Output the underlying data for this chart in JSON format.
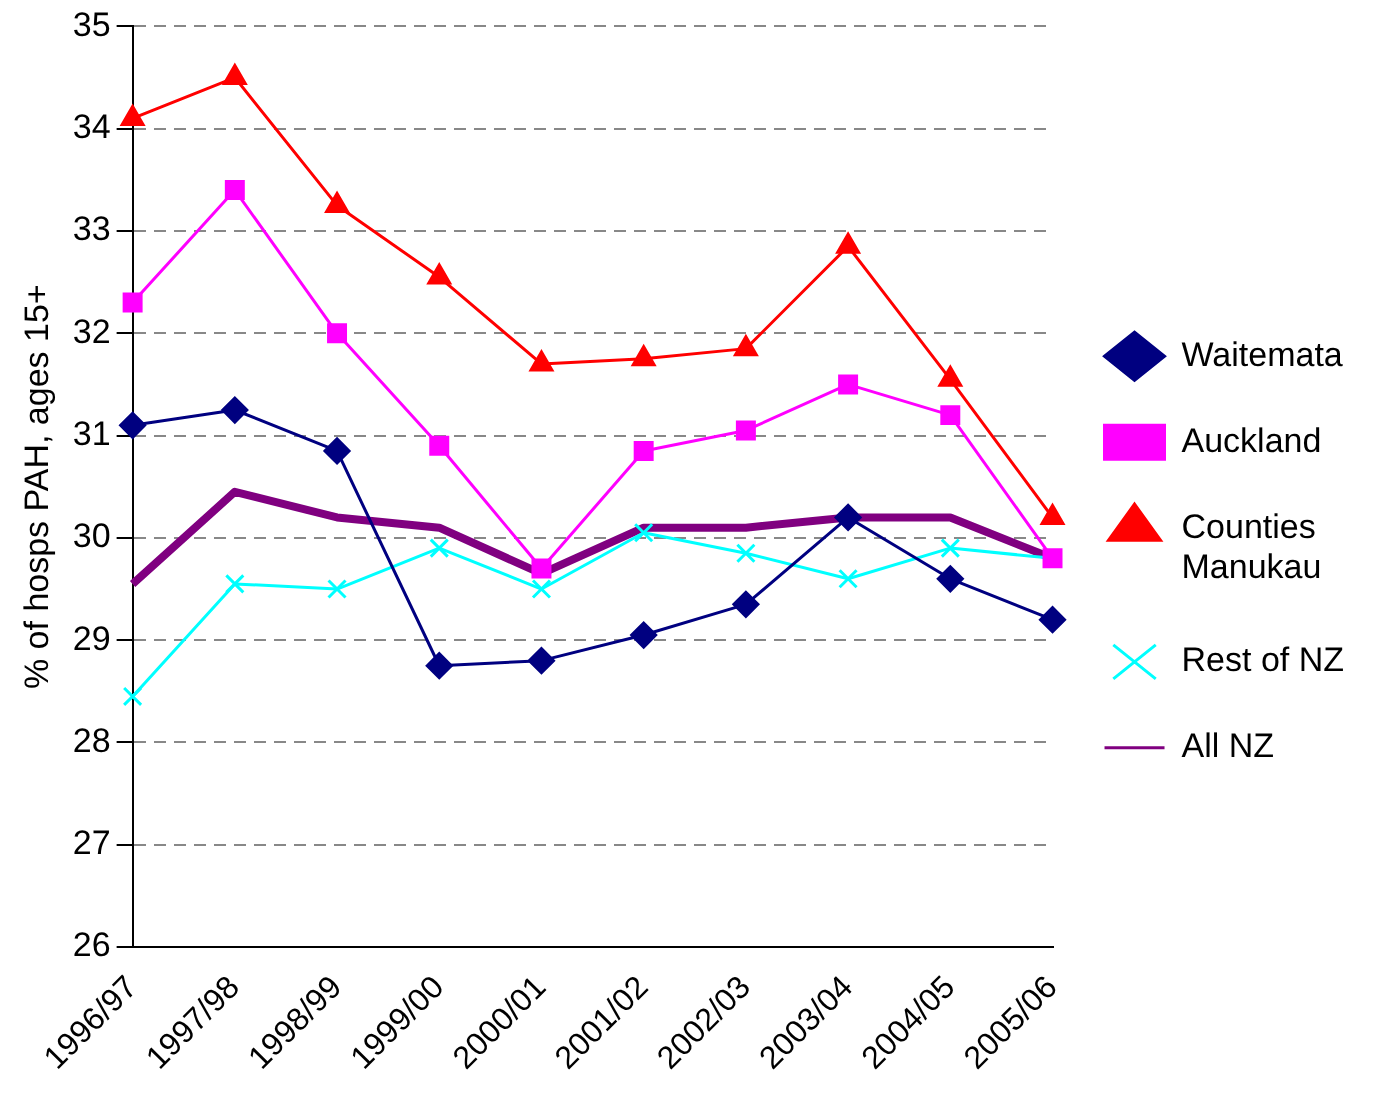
{
  "chart_data": {
    "type": "line",
    "ylabel": "% of hosps PAH, ages 15+",
    "categories": [
      "1996/97",
      "1997/98",
      "1998/99",
      "1999/00",
      "2000/01",
      "2001/02",
      "2002/03",
      "2003/04",
      "2004/05",
      "2005/06"
    ],
    "ylim": [
      26,
      35
    ],
    "yticks": [
      26,
      27,
      28,
      29,
      30,
      31,
      32,
      33,
      34,
      35
    ],
    "grid": "y",
    "legend": "right",
    "line_style": "solid",
    "series": [
      {
        "name": "Waitemata",
        "color": "#000080",
        "marker": "diamond",
        "values": [
          31.1,
          31.25,
          30.85,
          28.75,
          28.8,
          29.05,
          29.35,
          30.2,
          29.6,
          29.2
        ]
      },
      {
        "name": "Auckland",
        "color": "#ff00ff",
        "marker": "square",
        "values": [
          32.3,
          33.4,
          32.0,
          30.9,
          29.7,
          30.85,
          31.05,
          31.5,
          31.2,
          29.8
        ]
      },
      {
        "name": "Counties Manukau",
        "color": "#ff0000",
        "marker": "triangle",
        "values": [
          34.1,
          34.5,
          33.25,
          32.55,
          31.7,
          31.75,
          31.85,
          32.85,
          31.55,
          30.2
        ]
      },
      {
        "name": "Rest of NZ",
        "color": "#00ffff",
        "marker": "cross",
        "values": [
          28.45,
          29.55,
          29.5,
          29.9,
          29.5,
          30.05,
          29.85,
          29.6,
          29.9,
          29.8
        ]
      },
      {
        "name": "All NZ",
        "color": "#800080",
        "marker": "none",
        "values": [
          29.55,
          30.45,
          30.2,
          30.1,
          29.65,
          30.1,
          30.1,
          30.2,
          30.2,
          29.8
        ]
      }
    ]
  }
}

------------------------------------

-- WHAT TO DO --
Out of the preceding entries, pull every line containing the string "name".

-- RIGHT ANSWER --
        "name": "Waitemata",
        "name": "Auckland",
        "name": "Counties Manukau",
        "name": "Rest of NZ",
        "name": "All NZ",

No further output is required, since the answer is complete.